--- START DOCUMENT PASSAGE ---

Segmentation Models PyTorch
Segmentation Models PyTorch (SMP) is a Python library offering a high-level API for various neural network architectures, pre-trained backbones, losses, and metrics for image semantic segmentation. It supports 12 encoder-decoder architectures and over 800 pre-trained convolutional and transformer-based encoders, leveraging `timm` for a vast selection. The library focuses on simplicity, fast convergence, and compatibility with PyTorch's `torch.jit.script`, `torch.compile`, and `torch.export` features. It is currently at version 0.5.0 and maintains an active release cadence with frequent updates and new model integrations.
Warnings
- breaking The `UperNet` model architecture underwent significant changes in v0.5.0, making model weights trained with v0.4.0 incompatible with v0.5.0. Existing UperNet models will need to be re-trained or adapted.
- deprecated Encoders from the `timm` library previously accessed with a `timm-` prefix (e.g., `timm-resnet34`) are deprecated in v0.5.0. The recommended way to use `timm` encoders is now with the `tu-` prefix (e.g., `tu-resnet34`).

--- END DOCUMENT PASSAGE ---

* TASK REQUIREMENTS
[1] According to the Segmentation Models PyTorch page, which model architecture's v0.4.0 weights don't work with v0.5.0?
[2] Could you put this sentence from the Segmentation Models PyTorch page into Spanish: "The library focuses on simplicity, fast convergence, and compatibility with PyTorch's `torch.jit.script`, `torch.compile`, and `torch.export` features."
[3] Which PyTorch features does the Segmentation Models PyTorch page say the library is compatible with? List them all.
The items aren't needed for any of these tasks.

--- START EXTRACTED MATERIAL ---

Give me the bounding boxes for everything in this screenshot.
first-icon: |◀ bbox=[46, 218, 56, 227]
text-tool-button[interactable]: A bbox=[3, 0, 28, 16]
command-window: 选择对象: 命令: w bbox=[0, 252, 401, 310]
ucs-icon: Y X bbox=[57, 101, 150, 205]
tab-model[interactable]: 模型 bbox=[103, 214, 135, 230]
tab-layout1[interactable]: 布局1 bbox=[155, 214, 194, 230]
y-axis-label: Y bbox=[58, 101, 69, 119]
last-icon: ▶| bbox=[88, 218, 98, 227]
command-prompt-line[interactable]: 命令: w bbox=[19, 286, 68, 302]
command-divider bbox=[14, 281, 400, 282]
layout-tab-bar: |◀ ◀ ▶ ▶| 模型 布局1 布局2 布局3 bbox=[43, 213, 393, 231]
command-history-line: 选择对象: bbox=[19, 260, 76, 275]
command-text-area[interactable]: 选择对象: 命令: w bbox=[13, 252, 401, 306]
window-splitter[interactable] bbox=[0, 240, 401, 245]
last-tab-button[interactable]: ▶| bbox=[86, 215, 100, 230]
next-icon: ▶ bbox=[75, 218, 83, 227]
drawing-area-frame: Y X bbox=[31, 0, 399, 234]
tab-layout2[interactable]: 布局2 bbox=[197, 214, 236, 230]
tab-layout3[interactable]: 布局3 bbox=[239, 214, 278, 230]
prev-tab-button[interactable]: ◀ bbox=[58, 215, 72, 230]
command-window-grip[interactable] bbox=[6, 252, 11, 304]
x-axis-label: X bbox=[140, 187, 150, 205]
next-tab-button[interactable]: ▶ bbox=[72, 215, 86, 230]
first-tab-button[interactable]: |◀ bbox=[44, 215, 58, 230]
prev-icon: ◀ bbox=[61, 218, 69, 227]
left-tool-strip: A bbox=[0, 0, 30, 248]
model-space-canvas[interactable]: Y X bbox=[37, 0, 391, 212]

--- END EXTRACTED MATERIAL ---

* SOLUTIONS BELOW
[1] UperNet

[2] La biblioteca se centra en la simplicidad, la convergencia rápida y la compatibilidad con las funciones `torch.jit.script`, `torch.compile` y `torch.export` de PyTorch.

[3]
- `torch.jit.script`
- `torch.compile`
- `torch.export`